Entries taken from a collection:
+++

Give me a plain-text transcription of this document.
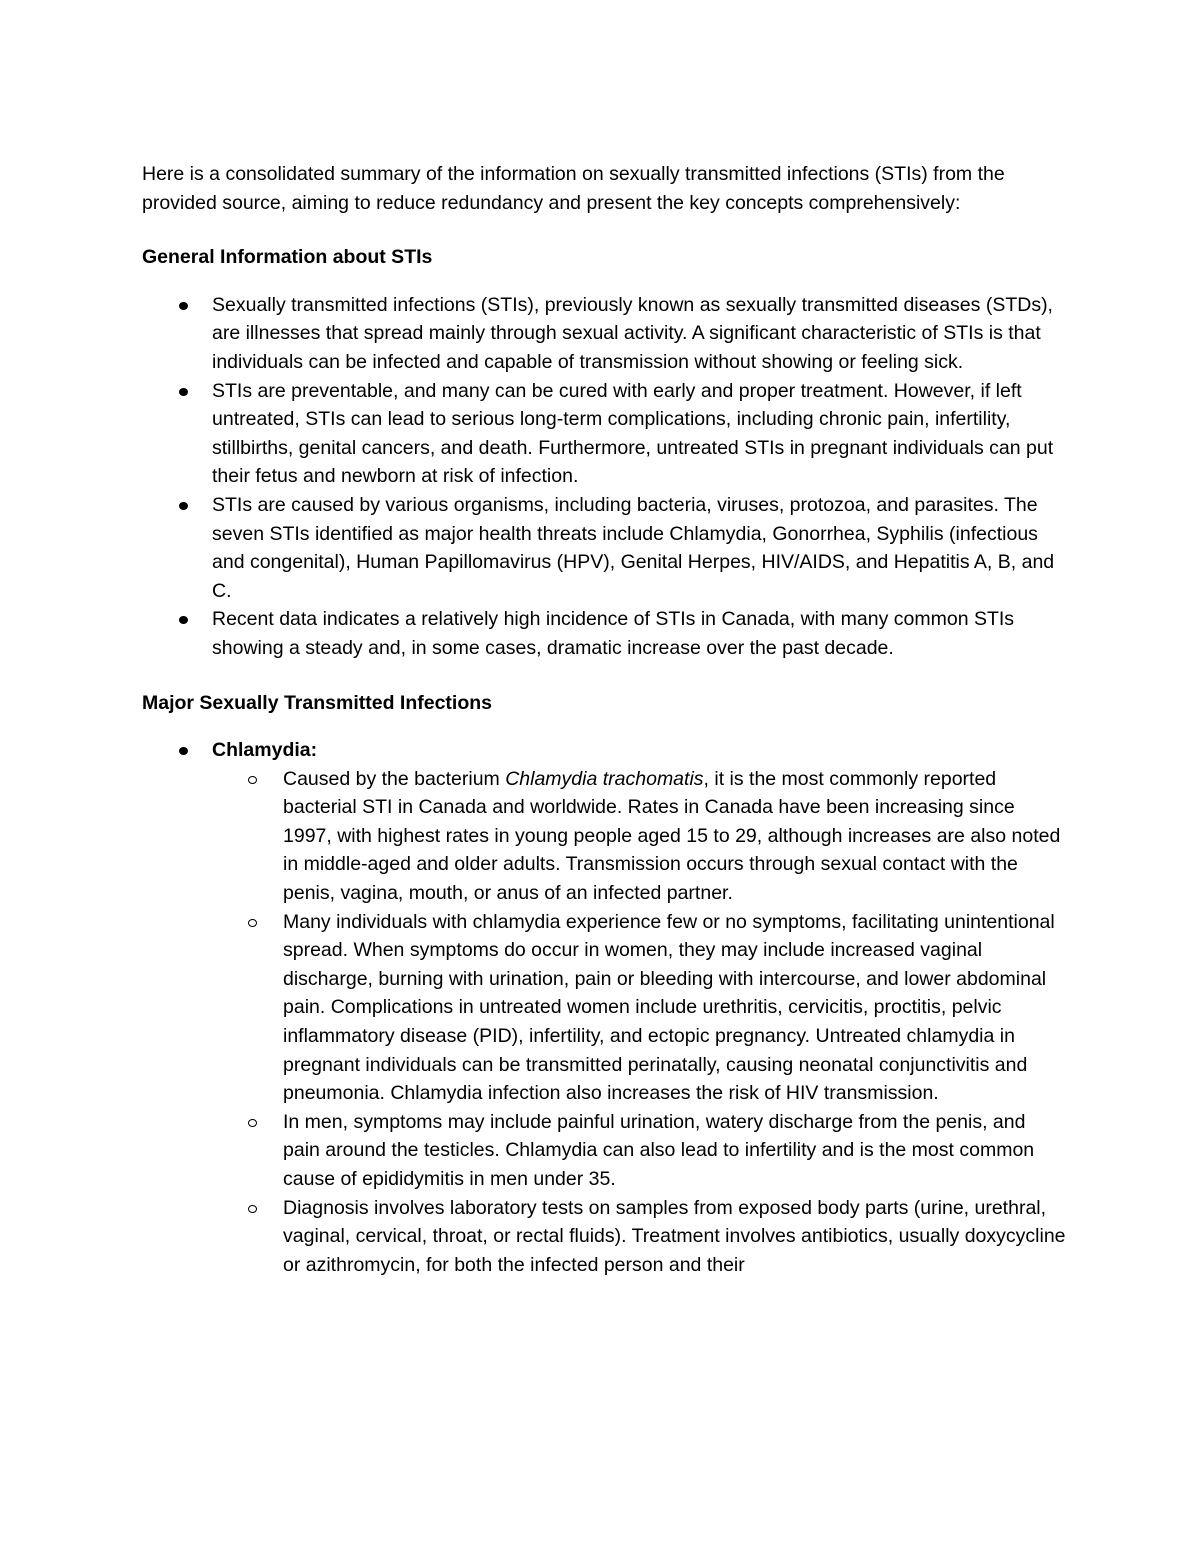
Here is a consolidated summary of the information on sexually transmitted infections (STIs) from the provided source, aiming to reduce redundancy and present the key concepts comprehensively:

General Information about STIs
Sexually transmitted infections (STIs), previously known as sexually transmitted diseases (STDs), are illnesses that spread mainly through sexual activity. A significant characteristic of STIs is that individuals can be infected and capable of transmission without showing or feeling sick.
STIs are preventable, and many can be cured with early and proper treatment. However, if left untreated, STIs can lead to serious long-term complications, including chronic pain, infertility, stillbirths, genital cancers, and death. Furthermore, untreated STIs in pregnant individuals can put their fetus and newborn at risk of infection.
STIs are caused by various organisms, including bacteria, viruses, protozoa, and parasites. The seven STIs identified as major health threats include Chlamydia, Gonorrhea, Syphilis (infectious and congenital), Human Papillomavirus (HPV), Genital Herpes, HIV/AIDS, and Hepatitis A, B, and C.
Recent data indicates a relatively high incidence of STIs in Canada, with many common STIs showing a steady and, in some cases, dramatic increase over the past decade.
Major Sexually Transmitted Infections
Chlamydia:
Caused by the bacterium Chlamydia trachomatis, it is the most commonly reported bacterial STI in Canada and worldwide. Rates in Canada have been increasing since 1997, with highest rates in young people aged 15 to 29, although increases are also noted in middle-aged and older adults. Transmission occurs through sexual contact with the penis, vagina, mouth, or anus of an infected partner.
Many individuals with chlamydia experience few or no symptoms, facilitating unintentional spread. When symptoms do occur in women, they may include increased vaginal discharge, burning with urination, pain or bleeding with intercourse, and lower abdominal pain. Complications in untreated women include urethritis, cervicitis, proctitis, pelvic inflammatory disease (PID), infertility, and ectopic pregnancy. Untreated chlamydia in pregnant individuals can be transmitted perinatally, causing neonatal conjunctivitis and pneumonia. Chlamydia infection also increases the risk of HIV transmission.
In men, symptoms may include painful urination, watery discharge from the penis, and pain around the testicles. Chlamydia can also lead to infertility and is the most common cause of epididymitis in men under 35.
Diagnosis involves laboratory tests on samples from exposed body parts (urine, urethral, vaginal, cervical, throat, or rectal fluids). Treatment involves antibiotics, usually doxycycline or azithromycin, for both the infected person and their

+++

What to work on: Go over the data and return every line that includes the word "untreated".

Problem solution:
STIs are preventable, and many can be cured with early and proper treatment. However, if left untreated, STIs can lead to serious long-term complications, including chronic pain, infertility, stillbirths, genital cancers, and death. Furthermore, untreated STIs in pregnant individuals can put their fetus and newborn at risk of infection.
Many individuals with chlamydia experience few or no symptoms, facilitating unintentional spread. When symptoms do occur in women, they may include increased vaginal discharge, burning with urination, pain or bleeding with intercourse, and lower abdominal pain. Complications in untreated women include urethritis, cervicitis, proctitis, pelvic inflammatory disease (PID), infertility, and ectopic pregnancy. Untreated chlamydia in pregnant individuals can be transmitted perinatally, causing neonatal conjunctivitis and pneumonia. Chlamydia infection also increases the risk of HIV transmission.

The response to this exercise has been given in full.